◆ Your objective ◆
Write the records out again exactly, leaving no images in.

◆ Given information ◆
• • • • •

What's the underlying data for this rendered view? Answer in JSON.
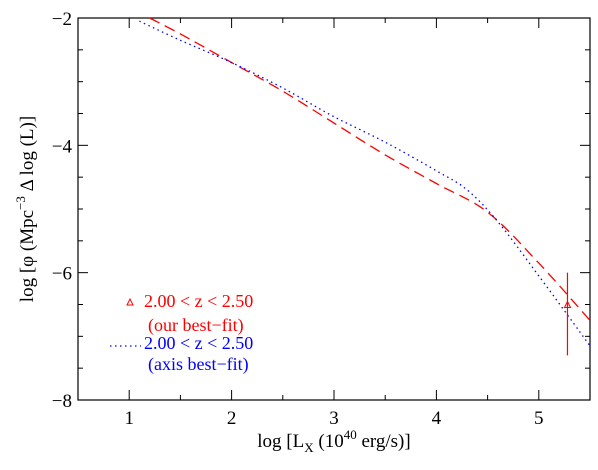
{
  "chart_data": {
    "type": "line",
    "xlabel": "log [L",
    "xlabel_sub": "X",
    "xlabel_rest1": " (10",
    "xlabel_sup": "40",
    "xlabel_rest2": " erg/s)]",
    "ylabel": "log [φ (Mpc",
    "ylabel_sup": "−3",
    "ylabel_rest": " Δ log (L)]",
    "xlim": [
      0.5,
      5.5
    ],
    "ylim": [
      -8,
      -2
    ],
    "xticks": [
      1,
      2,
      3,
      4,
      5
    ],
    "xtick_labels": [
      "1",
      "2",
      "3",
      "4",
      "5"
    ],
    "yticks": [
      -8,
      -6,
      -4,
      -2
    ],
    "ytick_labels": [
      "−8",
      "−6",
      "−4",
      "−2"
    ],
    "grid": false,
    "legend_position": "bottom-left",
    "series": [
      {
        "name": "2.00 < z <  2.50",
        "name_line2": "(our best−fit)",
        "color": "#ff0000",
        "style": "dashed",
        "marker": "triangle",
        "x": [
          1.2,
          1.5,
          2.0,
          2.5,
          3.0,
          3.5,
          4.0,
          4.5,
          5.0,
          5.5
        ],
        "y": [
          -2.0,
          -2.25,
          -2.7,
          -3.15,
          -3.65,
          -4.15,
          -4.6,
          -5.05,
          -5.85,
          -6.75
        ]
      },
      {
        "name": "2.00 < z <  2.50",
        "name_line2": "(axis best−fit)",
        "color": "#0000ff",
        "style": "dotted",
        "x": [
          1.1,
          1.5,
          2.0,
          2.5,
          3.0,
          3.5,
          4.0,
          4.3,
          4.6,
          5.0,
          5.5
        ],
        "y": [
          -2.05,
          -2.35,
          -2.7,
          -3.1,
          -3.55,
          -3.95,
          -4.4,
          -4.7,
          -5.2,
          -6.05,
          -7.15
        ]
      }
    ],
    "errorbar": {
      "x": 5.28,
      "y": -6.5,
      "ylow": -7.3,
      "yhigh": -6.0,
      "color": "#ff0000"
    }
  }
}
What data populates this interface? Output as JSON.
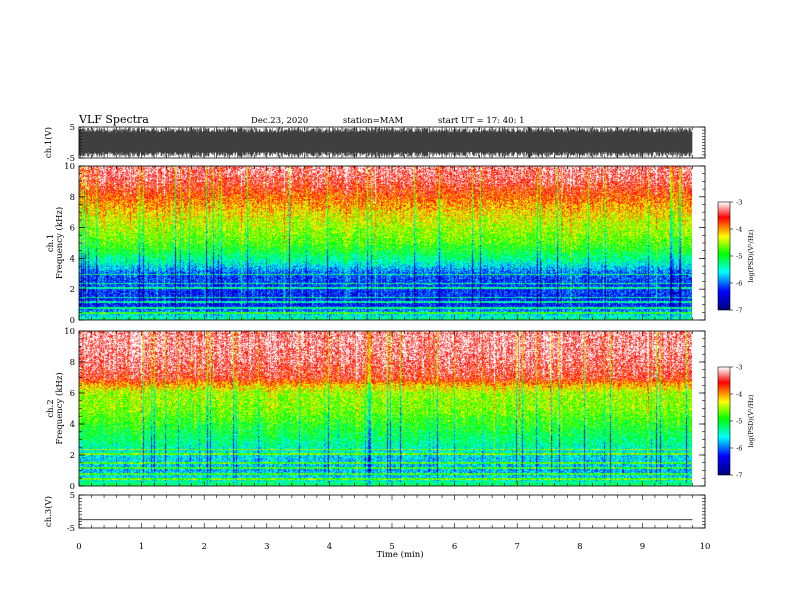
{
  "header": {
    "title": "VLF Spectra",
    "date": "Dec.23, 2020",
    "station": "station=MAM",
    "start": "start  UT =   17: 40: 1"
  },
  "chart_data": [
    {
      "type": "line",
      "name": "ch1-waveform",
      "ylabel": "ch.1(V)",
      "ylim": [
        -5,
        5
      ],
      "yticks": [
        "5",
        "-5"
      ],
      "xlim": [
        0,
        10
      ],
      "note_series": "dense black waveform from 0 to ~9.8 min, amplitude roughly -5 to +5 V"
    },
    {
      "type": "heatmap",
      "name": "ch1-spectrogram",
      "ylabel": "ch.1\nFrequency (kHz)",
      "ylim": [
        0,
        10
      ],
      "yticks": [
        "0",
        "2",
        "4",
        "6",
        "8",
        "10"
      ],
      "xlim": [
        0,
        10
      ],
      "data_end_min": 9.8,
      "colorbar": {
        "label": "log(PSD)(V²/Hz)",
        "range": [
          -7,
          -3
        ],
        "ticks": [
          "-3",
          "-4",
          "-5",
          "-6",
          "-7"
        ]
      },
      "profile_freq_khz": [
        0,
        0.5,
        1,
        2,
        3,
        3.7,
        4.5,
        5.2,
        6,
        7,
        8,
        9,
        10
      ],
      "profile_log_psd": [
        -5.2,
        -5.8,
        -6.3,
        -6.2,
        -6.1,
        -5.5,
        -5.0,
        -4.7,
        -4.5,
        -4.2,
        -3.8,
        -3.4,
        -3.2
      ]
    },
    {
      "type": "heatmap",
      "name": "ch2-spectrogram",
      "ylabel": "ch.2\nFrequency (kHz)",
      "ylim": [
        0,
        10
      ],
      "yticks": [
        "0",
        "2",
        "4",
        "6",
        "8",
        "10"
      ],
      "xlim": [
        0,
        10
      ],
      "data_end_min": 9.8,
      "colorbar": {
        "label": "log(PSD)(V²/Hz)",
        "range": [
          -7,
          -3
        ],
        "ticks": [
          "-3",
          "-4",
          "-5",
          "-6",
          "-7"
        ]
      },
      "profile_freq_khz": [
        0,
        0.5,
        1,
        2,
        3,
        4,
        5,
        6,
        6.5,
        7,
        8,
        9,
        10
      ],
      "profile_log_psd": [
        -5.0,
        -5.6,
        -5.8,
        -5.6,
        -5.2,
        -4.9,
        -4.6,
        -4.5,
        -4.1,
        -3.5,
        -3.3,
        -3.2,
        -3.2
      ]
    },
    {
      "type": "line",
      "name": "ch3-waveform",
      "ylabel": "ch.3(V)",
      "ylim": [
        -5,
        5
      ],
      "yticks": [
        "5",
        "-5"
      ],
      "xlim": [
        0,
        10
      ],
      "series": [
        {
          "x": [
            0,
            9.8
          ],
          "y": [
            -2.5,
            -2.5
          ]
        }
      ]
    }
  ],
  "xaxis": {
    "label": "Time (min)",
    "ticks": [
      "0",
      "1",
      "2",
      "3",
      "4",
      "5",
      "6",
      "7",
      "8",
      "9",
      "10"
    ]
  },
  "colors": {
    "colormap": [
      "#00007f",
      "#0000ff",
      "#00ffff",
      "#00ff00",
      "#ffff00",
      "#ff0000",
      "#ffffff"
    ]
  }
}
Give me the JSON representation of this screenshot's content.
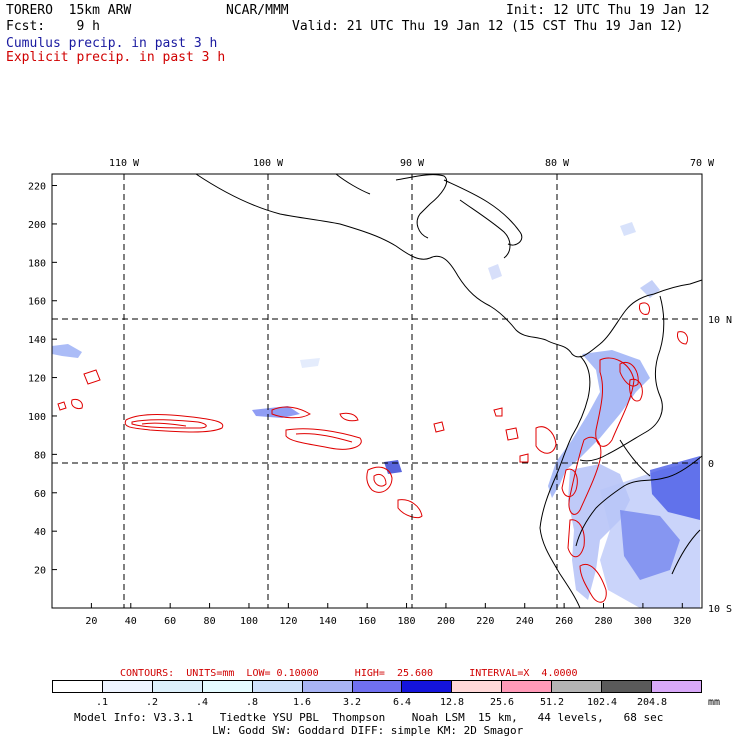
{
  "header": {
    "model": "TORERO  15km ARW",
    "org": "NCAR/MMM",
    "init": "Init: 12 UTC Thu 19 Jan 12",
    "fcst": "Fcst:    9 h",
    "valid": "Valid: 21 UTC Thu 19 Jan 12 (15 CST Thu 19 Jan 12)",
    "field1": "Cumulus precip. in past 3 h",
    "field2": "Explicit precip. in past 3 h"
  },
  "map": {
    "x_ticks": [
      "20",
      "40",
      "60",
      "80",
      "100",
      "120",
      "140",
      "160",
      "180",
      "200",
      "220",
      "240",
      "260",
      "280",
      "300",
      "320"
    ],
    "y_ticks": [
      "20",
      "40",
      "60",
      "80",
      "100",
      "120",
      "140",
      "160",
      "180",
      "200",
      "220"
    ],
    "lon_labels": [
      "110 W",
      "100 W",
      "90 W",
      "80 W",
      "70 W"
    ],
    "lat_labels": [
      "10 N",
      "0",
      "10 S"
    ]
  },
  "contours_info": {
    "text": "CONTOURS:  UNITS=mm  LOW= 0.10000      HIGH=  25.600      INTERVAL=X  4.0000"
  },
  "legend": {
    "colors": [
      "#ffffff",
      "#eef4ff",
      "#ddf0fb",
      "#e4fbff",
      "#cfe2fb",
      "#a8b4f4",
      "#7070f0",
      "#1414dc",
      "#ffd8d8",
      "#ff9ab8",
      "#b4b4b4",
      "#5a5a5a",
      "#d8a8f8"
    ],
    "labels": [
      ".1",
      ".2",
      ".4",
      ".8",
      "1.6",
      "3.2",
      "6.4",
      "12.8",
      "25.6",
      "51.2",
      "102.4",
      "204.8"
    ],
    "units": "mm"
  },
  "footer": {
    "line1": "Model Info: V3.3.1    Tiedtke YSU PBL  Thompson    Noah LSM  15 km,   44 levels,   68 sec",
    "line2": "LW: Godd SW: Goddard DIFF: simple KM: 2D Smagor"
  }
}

• • • • •

◆ Result below ◆
What's the underlying data for this rendered view? Answer in JSON.
{
  "chart_data": {
    "type": "line",
    "xlabel": "log [L",
    "xlabel_sub": "X",
    "xlabel_rest1": " (10",
    "xlabel_sup": "40",
    "xlabel_rest2": " erg/s)]",
    "ylabel": "log [φ (Mpc",
    "ylabel_sup": "−3",
    "ylabel_rest": " Δ log (L)]",
    "xlim": [
      0.5,
      5.5
    ],
    "ylim": [
      -8,
      -2
    ],
    "xticks": [
      1,
      2,
      3,
      4,
      5
    ],
    "xtick_labels": [
      "1",
      "2",
      "3",
      "4",
      "5"
    ],
    "yticks": [
      -8,
      -6,
      -4,
      -2
    ],
    "ytick_labels": [
      "−8",
      "−6",
      "−4",
      "−2"
    ],
    "grid": false,
    "legend_position": "bottom-left",
    "series": [
      {
        "name": "2.00 < z <  2.50",
        "name_line2": "(our best−fit)",
        "color": "#ff0000",
        "style": "dashed",
        "marker": "triangle",
        "x": [
          1.2,
          1.5,
          2.0,
          2.5,
          3.0,
          3.5,
          4.0,
          4.5,
          5.0,
          5.5
        ],
        "y": [
          -2.0,
          -2.25,
          -2.7,
          -3.15,
          -3.65,
          -4.15,
          -4.6,
          -5.05,
          -5.85,
          -6.75
        ]
      },
      {
        "name": "2.00 < z <  2.50",
        "name_line2": "(axis best−fit)",
        "color": "#0000ff",
        "style": "dotted",
        "x": [
          1.1,
          1.5,
          2.0,
          2.5,
          3.0,
          3.5,
          4.0,
          4.3,
          4.6,
          5.0,
          5.5
        ],
        "y": [
          -2.05,
          -2.35,
          -2.7,
          -3.1,
          -3.55,
          -3.95,
          -4.4,
          -4.7,
          -5.2,
          -6.05,
          -7.15
        ]
      }
    ],
    "errorbar": {
      "x": 5.28,
      "y": -6.5,
      "ylow": -7.3,
      "yhigh": -6.0,
      "color": "#ff0000"
    }
  }
}
What data populates this interface? Output as JSON.
{
  "header": {
    "title": "VLF Spectra",
    "date": "Dec.23, 2020",
    "station": "station=MAM",
    "start": "start  UT =   17: 40: 1"
  },
  "chart_data": [
    {
      "type": "line",
      "name": "ch1-waveform",
      "ylabel": "ch.1(V)",
      "ylim": [
        -5,
        5
      ],
      "yticks": [
        "5",
        "-5"
      ],
      "xlim": [
        0,
        10
      ],
      "note_series": "dense black waveform from 0 to ~9.8 min, amplitude roughly -5 to +5 V"
    },
    {
      "type": "heatmap",
      "name": "ch1-spectrogram",
      "ylabel": "ch.1\nFrequency (kHz)",
      "ylim": [
        0,
        10
      ],
      "yticks": [
        "0",
        "2",
        "4",
        "6",
        "8",
        "10"
      ],
      "xlim": [
        0,
        10
      ],
      "data_end_min": 9.8,
      "colorbar": {
        "label": "log(PSD)(V²/Hz)",
        "range": [
          -7,
          -3
        ],
        "ticks": [
          "-3",
          "-4",
          "-5",
          "-6",
          "-7"
        ]
      },
      "profile_freq_khz": [
        0,
        0.5,
        1,
        2,
        3,
        3.7,
        4.5,
        5.2,
        6,
        7,
        8,
        9,
        10
      ],
      "profile_log_psd": [
        -5.2,
        -5.8,
        -6.3,
        -6.2,
        -6.1,
        -5.5,
        -5.0,
        -4.7,
        -4.5,
        -4.2,
        -3.8,
        -3.4,
        -3.2
      ]
    },
    {
      "type": "heatmap",
      "name": "ch2-spectrogram",
      "ylabel": "ch.2\nFrequency (kHz)",
      "ylim": [
        0,
        10
      ],
      "yticks": [
        "0",
        "2",
        "4",
        "6",
        "8",
        "10"
      ],
      "xlim": [
        0,
        10
      ],
      "data_end_min": 9.8,
      "colorbar": {
        "label": "log(PSD)(V²/Hz)",
        "range": [
          -7,
          -3
        ],
        "ticks": [
          "-3",
          "-4",
          "-5",
          "-6",
          "-7"
        ]
      },
      "profile_freq_khz": [
        0,
        0.5,
        1,
        2,
        3,
        4,
        5,
        6,
        6.5,
        7,
        8,
        9,
        10
      ],
      "profile_log_psd": [
        -5.0,
        -5.6,
        -5.8,
        -5.6,
        -5.2,
        -4.9,
        -4.6,
        -4.5,
        -4.1,
        -3.5,
        -3.3,
        -3.2,
        -3.2
      ]
    },
    {
      "type": "line",
      "name": "ch3-waveform",
      "ylabel": "ch.3(V)",
      "ylim": [
        -5,
        5
      ],
      "yticks": [
        "5",
        "-5"
      ],
      "xlim": [
        0,
        10
      ],
      "series": [
        {
          "x": [
            0,
            9.8
          ],
          "y": [
            -2.5,
            -2.5
          ]
        }
      ]
    }
  ],
  "xaxis": {
    "label": "Time (min)",
    "ticks": [
      "0",
      "1",
      "2",
      "3",
      "4",
      "5",
      "6",
      "7",
      "8",
      "9",
      "10"
    ]
  },
  "colors": {
    "colormap": [
      "#00007f",
      "#0000ff",
      "#00ffff",
      "#00ff00",
      "#ffff00",
      "#ff0000",
      "#ffffff"
    ]
  }
}
Give me the JSON representation of this screenshot's content.
{
  "header": {
    "model": "TORERO  15km ARW",
    "org": "NCAR/MMM",
    "init": "Init: 12 UTC Thu 19 Jan 12",
    "fcst": "Fcst:    9 h",
    "valid": "Valid: 21 UTC Thu 19 Jan 12 (15 CST Thu 19 Jan 12)",
    "field1": "Cumulus precip. in past 3 h",
    "field2": "Explicit precip. in past 3 h"
  },
  "map": {
    "x_ticks": [
      "20",
      "40",
      "60",
      "80",
      "100",
      "120",
      "140",
      "160",
      "180",
      "200",
      "220",
      "240",
      "260",
      "280",
      "300",
      "320"
    ],
    "y_ticks": [
      "20",
      "40",
      "60",
      "80",
      "100",
      "120",
      "140",
      "160",
      "180",
      "200",
      "220"
    ],
    "lon_labels": [
      "110 W",
      "100 W",
      "90 W",
      "80 W",
      "70 W"
    ],
    "lat_labels": [
      "10 N",
      "0",
      "10 S"
    ]
  },
  "contours_info": {
    "text": "CONTOURS:  UNITS=mm  LOW= 0.10000      HIGH=  25.600      INTERVAL=X  4.0000"
  },
  "legend": {
    "colors": [
      "#ffffff",
      "#eef4ff",
      "#ddf0fb",
      "#e4fbff",
      "#cfe2fb",
      "#a8b4f4",
      "#7070f0",
      "#1414dc",
      "#ffd8d8",
      "#ff9ab8",
      "#b4b4b4",
      "#5a5a5a",
      "#d8a8f8"
    ],
    "labels": [
      ".1",
      ".2",
      ".4",
      ".8",
      "1.6",
      "3.2",
      "6.4",
      "12.8",
      "25.6",
      "51.2",
      "102.4",
      "204.8"
    ],
    "units": "mm"
  },
  "footer": {
    "line1": "Model Info: V3.3.1    Tiedtke YSU PBL  Thompson    Noah LSM  15 km,   44 levels,   68 sec",
    "line2": "LW: Godd SW: Goddard DIFF: simple KM: 2D Smagor"
  }
}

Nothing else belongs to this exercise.